→ TASK:
Copy every line of the records below where the word "September" occurs.

--- start of RECORDS SUPPLIED ---

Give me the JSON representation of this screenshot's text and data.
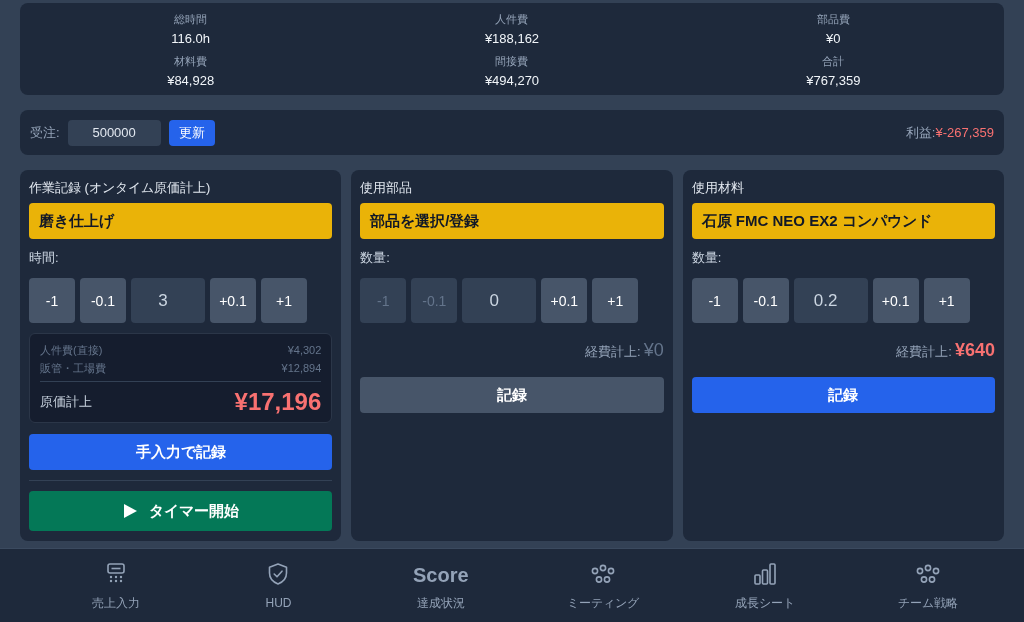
{
  "summary": [
    {
      "label": "総時間",
      "value": "116.0h"
    },
    {
      "label": "人件費",
      "value": "¥188,162"
    },
    {
      "label": "部品費",
      "value": "¥0"
    },
    {
      "label": "材料費",
      "value": "¥84,928"
    },
    {
      "label": "間接費",
      "value": "¥494,270"
    },
    {
      "label": "合計",
      "value": "¥767,359"
    }
  ],
  "order": {
    "label": "受注:",
    "value": "500000",
    "button": "更新",
    "profit_label": "利益:",
    "profit_value": "¥-267,359"
  },
  "panels": [
    {
      "kind": "work",
      "title": "作業記録 (オンタイム原価計上)",
      "selector": "磨き仕上げ",
      "quantity_label": "時間:",
      "decrements": [
        {
          "label": "-1",
          "disabled": false
        },
        {
          "label": "-0.1",
          "disabled": false
        }
      ],
      "value": "3",
      "increments": [
        {
          "label": "+0.1",
          "disabled": false
        },
        {
          "label": "+1",
          "disabled": false
        }
      ],
      "breakdown": {
        "rows": [
          {
            "label": "人件費(直接)",
            "value": "¥4,302"
          },
          {
            "label": "販管・工場費",
            "value": "¥12,894"
          }
        ],
        "total_label": "原価計上",
        "total_value": "¥17,196"
      },
      "actions": [
        {
          "kind": "manual",
          "label": "手入力で記録"
        },
        {
          "kind": "timer",
          "label": "タイマー開始"
        }
      ]
    },
    {
      "kind": "usage",
      "title": "使用部品",
      "selector": "部品を選択/登録",
      "quantity_label": "数量:",
      "decrements": [
        {
          "label": "-1",
          "disabled": true
        },
        {
          "label": "-0.1",
          "disabled": true
        }
      ],
      "value": "0",
      "increments": [
        {
          "label": "+0.1",
          "disabled": false
        },
        {
          "label": "+1",
          "disabled": false
        }
      ],
      "expense": {
        "label": "経費計上:",
        "value": "¥0",
        "highlighted": false
      },
      "record_button": {
        "label": "記録",
        "disabled": true
      }
    },
    {
      "kind": "usage",
      "title": "使用材料",
      "selector": "石原 FMC NEO EX2 コンパウンド",
      "quantity_label": "数量:",
      "decrements": [
        {
          "label": "-1",
          "disabled": false
        },
        {
          "label": "-0.1",
          "disabled": false
        }
      ],
      "value": "0.2",
      "increments": [
        {
          "label": "+0.1",
          "disabled": false
        },
        {
          "label": "+1",
          "disabled": false
        }
      ],
      "expense": {
        "label": "経費計上:",
        "value": "¥640",
        "highlighted": true
      },
      "record_button": {
        "label": "記録",
        "disabled": false
      }
    }
  ],
  "nav": [
    {
      "kind": "icon",
      "label": "売上入力"
    },
    {
      "kind": "icon",
      "label": "HUD"
    },
    {
      "kind": "text",
      "glyph": "Score",
      "label": "達成状況"
    },
    {
      "kind": "icon",
      "label": "ミーティング"
    },
    {
      "kind": "icon",
      "label": "成長シート"
    },
    {
      "kind": "icon",
      "label": "チーム戦略"
    }
  ]
}
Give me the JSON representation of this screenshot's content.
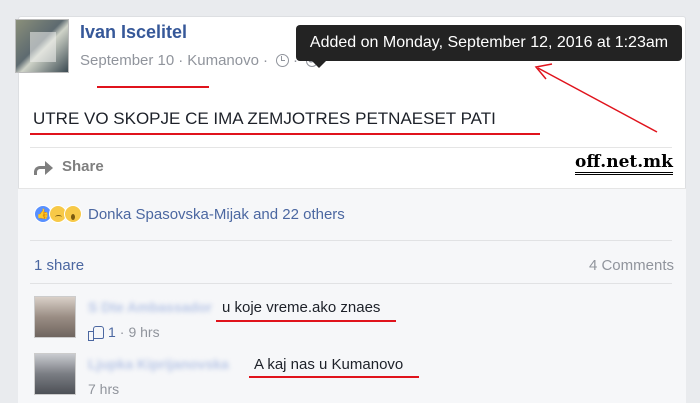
{
  "post": {
    "author": "Ivan Iscelitel",
    "date": "September 10",
    "location": "Kumanovo",
    "separator": "·",
    "text": "UTRE VO SKOPJE CE IMA ZEMJOTRES PETNAESET PATI",
    "share_label": "Share"
  },
  "tooltip": {
    "text": "Added on Monday, September 12, 2016 at 1:23am"
  },
  "watermark": "off.net.mk",
  "reactions": {
    "icons": [
      "like-icon",
      "sad-icon",
      "wow-icon"
    ],
    "names": "Donka Spasovska-Mijak and 22 others"
  },
  "stats": {
    "shares": "1 share",
    "comments": "4 Comments"
  },
  "comments": [
    {
      "author": "S Dte Ambassador",
      "text": "u koje vreme.ako znaes",
      "likes": "1",
      "time": "9 hrs",
      "separator": "·"
    },
    {
      "author": "Ljupka Kiprijanovska",
      "text": "A kaj nas u Kumanovo",
      "time": "7 hrs"
    }
  ],
  "colors": {
    "link": "#365899",
    "annotation_red": "#e0131c",
    "tooltip_bg": "#232323"
  }
}
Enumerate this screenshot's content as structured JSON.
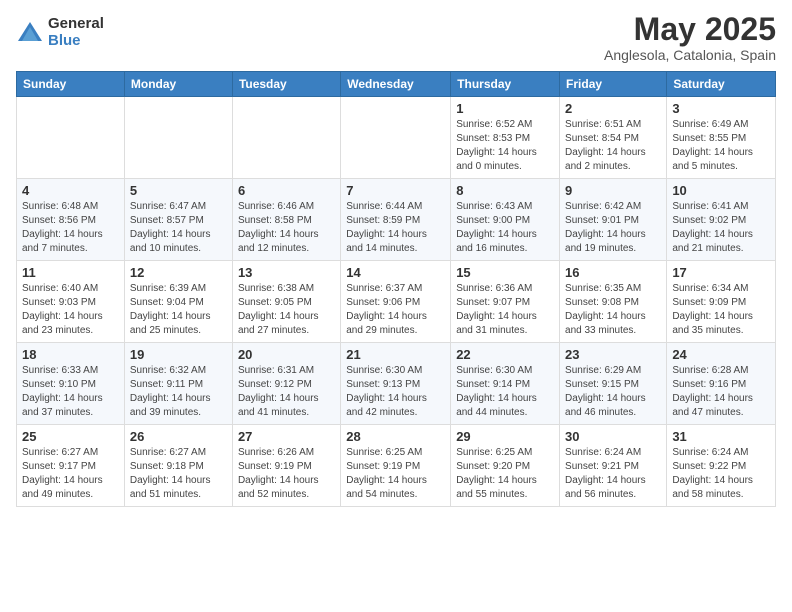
{
  "header": {
    "logo_general": "General",
    "logo_blue": "Blue",
    "title": "May 2025",
    "subtitle": "Anglesola, Catalonia, Spain"
  },
  "days_of_week": [
    "Sunday",
    "Monday",
    "Tuesday",
    "Wednesday",
    "Thursday",
    "Friday",
    "Saturday"
  ],
  "weeks": [
    [
      {
        "day": "",
        "info": ""
      },
      {
        "day": "",
        "info": ""
      },
      {
        "day": "",
        "info": ""
      },
      {
        "day": "",
        "info": ""
      },
      {
        "day": "1",
        "info": "Sunrise: 6:52 AM\nSunset: 8:53 PM\nDaylight: 14 hours and 0 minutes."
      },
      {
        "day": "2",
        "info": "Sunrise: 6:51 AM\nSunset: 8:54 PM\nDaylight: 14 hours and 2 minutes."
      },
      {
        "day": "3",
        "info": "Sunrise: 6:49 AM\nSunset: 8:55 PM\nDaylight: 14 hours and 5 minutes."
      }
    ],
    [
      {
        "day": "4",
        "info": "Sunrise: 6:48 AM\nSunset: 8:56 PM\nDaylight: 14 hours and 7 minutes."
      },
      {
        "day": "5",
        "info": "Sunrise: 6:47 AM\nSunset: 8:57 PM\nDaylight: 14 hours and 10 minutes."
      },
      {
        "day": "6",
        "info": "Sunrise: 6:46 AM\nSunset: 8:58 PM\nDaylight: 14 hours and 12 minutes."
      },
      {
        "day": "7",
        "info": "Sunrise: 6:44 AM\nSunset: 8:59 PM\nDaylight: 14 hours and 14 minutes."
      },
      {
        "day": "8",
        "info": "Sunrise: 6:43 AM\nSunset: 9:00 PM\nDaylight: 14 hours and 16 minutes."
      },
      {
        "day": "9",
        "info": "Sunrise: 6:42 AM\nSunset: 9:01 PM\nDaylight: 14 hours and 19 minutes."
      },
      {
        "day": "10",
        "info": "Sunrise: 6:41 AM\nSunset: 9:02 PM\nDaylight: 14 hours and 21 minutes."
      }
    ],
    [
      {
        "day": "11",
        "info": "Sunrise: 6:40 AM\nSunset: 9:03 PM\nDaylight: 14 hours and 23 minutes."
      },
      {
        "day": "12",
        "info": "Sunrise: 6:39 AM\nSunset: 9:04 PM\nDaylight: 14 hours and 25 minutes."
      },
      {
        "day": "13",
        "info": "Sunrise: 6:38 AM\nSunset: 9:05 PM\nDaylight: 14 hours and 27 minutes."
      },
      {
        "day": "14",
        "info": "Sunrise: 6:37 AM\nSunset: 9:06 PM\nDaylight: 14 hours and 29 minutes."
      },
      {
        "day": "15",
        "info": "Sunrise: 6:36 AM\nSunset: 9:07 PM\nDaylight: 14 hours and 31 minutes."
      },
      {
        "day": "16",
        "info": "Sunrise: 6:35 AM\nSunset: 9:08 PM\nDaylight: 14 hours and 33 minutes."
      },
      {
        "day": "17",
        "info": "Sunrise: 6:34 AM\nSunset: 9:09 PM\nDaylight: 14 hours and 35 minutes."
      }
    ],
    [
      {
        "day": "18",
        "info": "Sunrise: 6:33 AM\nSunset: 9:10 PM\nDaylight: 14 hours and 37 minutes."
      },
      {
        "day": "19",
        "info": "Sunrise: 6:32 AM\nSunset: 9:11 PM\nDaylight: 14 hours and 39 minutes."
      },
      {
        "day": "20",
        "info": "Sunrise: 6:31 AM\nSunset: 9:12 PM\nDaylight: 14 hours and 41 minutes."
      },
      {
        "day": "21",
        "info": "Sunrise: 6:30 AM\nSunset: 9:13 PM\nDaylight: 14 hours and 42 minutes."
      },
      {
        "day": "22",
        "info": "Sunrise: 6:30 AM\nSunset: 9:14 PM\nDaylight: 14 hours and 44 minutes."
      },
      {
        "day": "23",
        "info": "Sunrise: 6:29 AM\nSunset: 9:15 PM\nDaylight: 14 hours and 46 minutes."
      },
      {
        "day": "24",
        "info": "Sunrise: 6:28 AM\nSunset: 9:16 PM\nDaylight: 14 hours and 47 minutes."
      }
    ],
    [
      {
        "day": "25",
        "info": "Sunrise: 6:27 AM\nSunset: 9:17 PM\nDaylight: 14 hours and 49 minutes."
      },
      {
        "day": "26",
        "info": "Sunrise: 6:27 AM\nSunset: 9:18 PM\nDaylight: 14 hours and 51 minutes."
      },
      {
        "day": "27",
        "info": "Sunrise: 6:26 AM\nSunset: 9:19 PM\nDaylight: 14 hours and 52 minutes."
      },
      {
        "day": "28",
        "info": "Sunrise: 6:25 AM\nSunset: 9:19 PM\nDaylight: 14 hours and 54 minutes."
      },
      {
        "day": "29",
        "info": "Sunrise: 6:25 AM\nSunset: 9:20 PM\nDaylight: 14 hours and 55 minutes."
      },
      {
        "day": "30",
        "info": "Sunrise: 6:24 AM\nSunset: 9:21 PM\nDaylight: 14 hours and 56 minutes."
      },
      {
        "day": "31",
        "info": "Sunrise: 6:24 AM\nSunset: 9:22 PM\nDaylight: 14 hours and 58 minutes."
      }
    ]
  ]
}
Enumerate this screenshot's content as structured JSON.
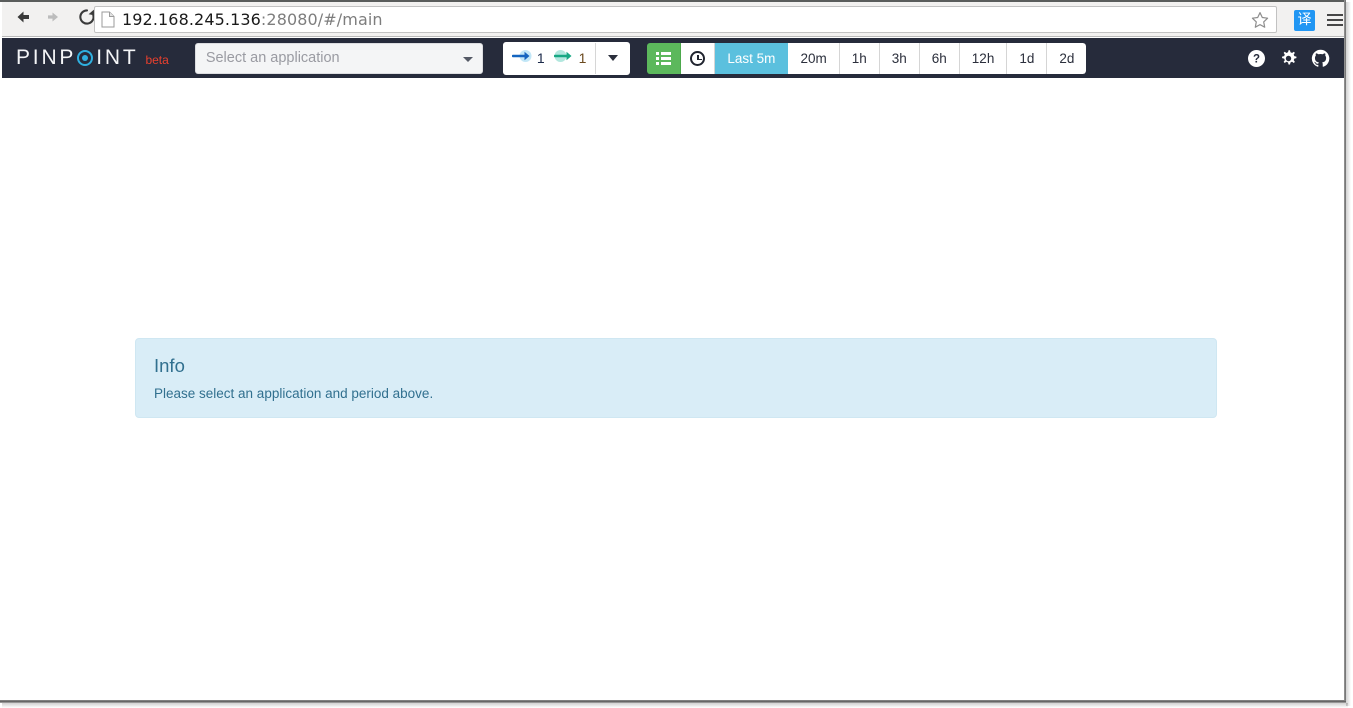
{
  "browser": {
    "back_icon": "arrow-left-icon",
    "forward_icon": "arrow-right-icon",
    "reload_icon": "reload-icon",
    "page_icon": "page-document-icon",
    "url_host": "192.168.245.136",
    "url_rest": ":28080/#/main",
    "url_full": "192.168.245.136:28080/#/main",
    "star_icon": "bookmark-star-icon",
    "translate_label": "译",
    "menu_icon": "hamburger-menu-icon"
  },
  "navbar": {
    "logo": {
      "part1": "PINP",
      "part2": "INT",
      "beta": "beta",
      "accent_color": "#2fb0e0",
      "beta_color": "#e8402e"
    },
    "application_select": {
      "placeholder": "Select an application",
      "value": ""
    },
    "server_counts": {
      "inbound_label": "1",
      "outbound_label": "1",
      "inbound_icon": "arrow-inbound-icon",
      "outbound_icon": "arrow-outbound-icon",
      "caret_icon": "caret-down-icon"
    },
    "tools": {
      "layout_icon": "th-list-icon",
      "clock_icon": "clock-icon"
    },
    "time_range": {
      "options": [
        "Last 5m",
        "20m",
        "1h",
        "3h",
        "6h",
        "12h",
        "1d",
        "2d"
      ],
      "selected": "Last 5m",
      "active_color": "#5bc0de"
    },
    "right_icons": {
      "help": "help-circle-icon",
      "settings": "gear-icon",
      "github": "github-icon"
    },
    "background_color": "#262b3b"
  },
  "content": {
    "alert": {
      "title": "Info",
      "message": "Please select an application and period above.",
      "background_color": "#d9edf7",
      "text_color": "#31708f"
    }
  }
}
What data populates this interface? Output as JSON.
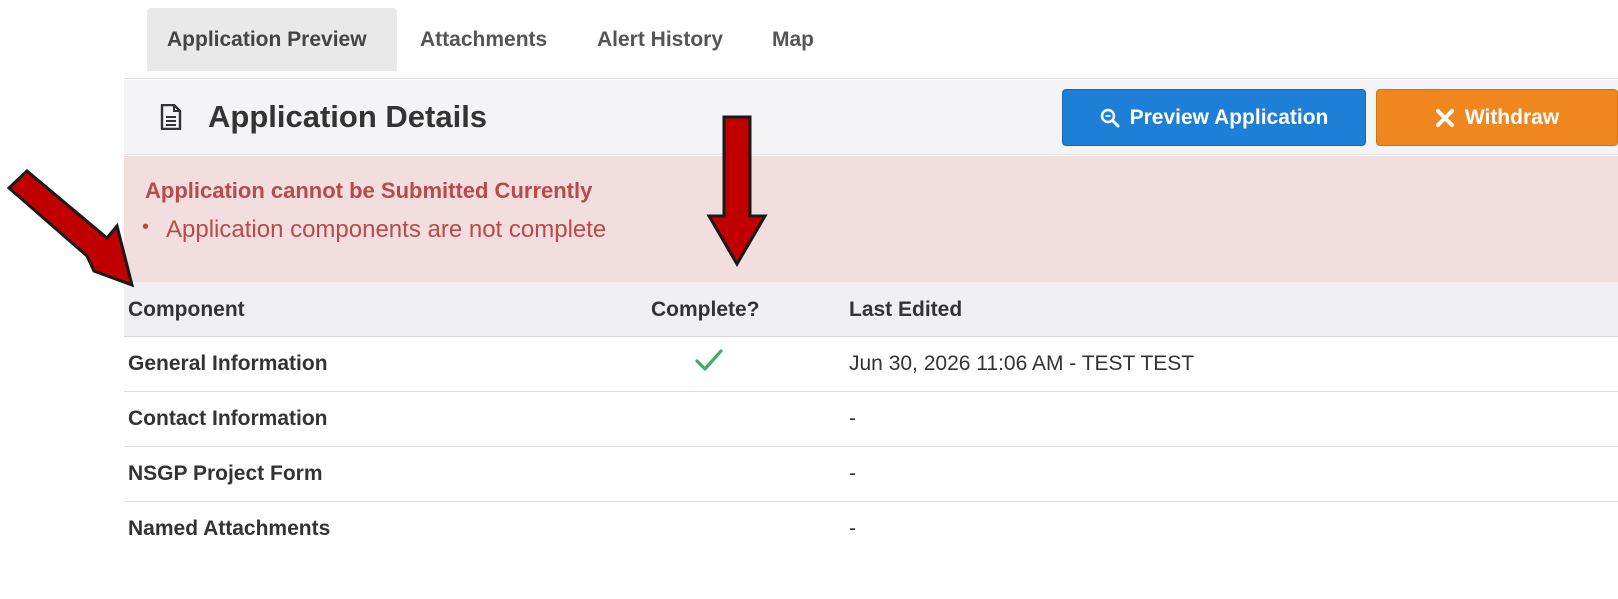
{
  "tabs": [
    {
      "label": "Application Preview",
      "active": true
    },
    {
      "label": "Attachments",
      "active": false
    },
    {
      "label": "Alert History",
      "active": false
    },
    {
      "label": "Map",
      "active": false
    }
  ],
  "header": {
    "title": "Application Details",
    "icon": "document-icon",
    "preview_button": {
      "label": "Preview Application",
      "icon": "search-icon"
    },
    "withdraw_button": {
      "label": "Withdraw",
      "icon": "close-icon"
    }
  },
  "alert": {
    "title": "Application cannot be Submitted Currently",
    "items": [
      "Application components are not complete"
    ]
  },
  "table": {
    "columns": {
      "component": "Component",
      "complete": "Complete?",
      "last_edited": "Last Edited"
    },
    "rows": [
      {
        "component": "General Information",
        "complete": true,
        "last_edited": "Jun 30, 2026 11:06 AM - TEST TEST"
      },
      {
        "component": "Contact Information",
        "complete": false,
        "last_edited": "-"
      },
      {
        "component": "NSGP Project Form",
        "complete": false,
        "last_edited": "-"
      },
      {
        "component": "Named Attachments",
        "complete": false,
        "last_edited": "-"
      }
    ]
  },
  "colors": {
    "primary": "#1e7fd6",
    "warning": "#f0871e",
    "alert_bg": "#f2dede",
    "alert_text": "#b94a48",
    "check": "#3fae6a",
    "annotation_arrow": "#c00000"
  }
}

--- end of RECORDS SUPPLIED ---

→ IN RESPONSE:
    "date": "September 10",
    "text": "Added on Monday, September 12, 2016 at 1:23am"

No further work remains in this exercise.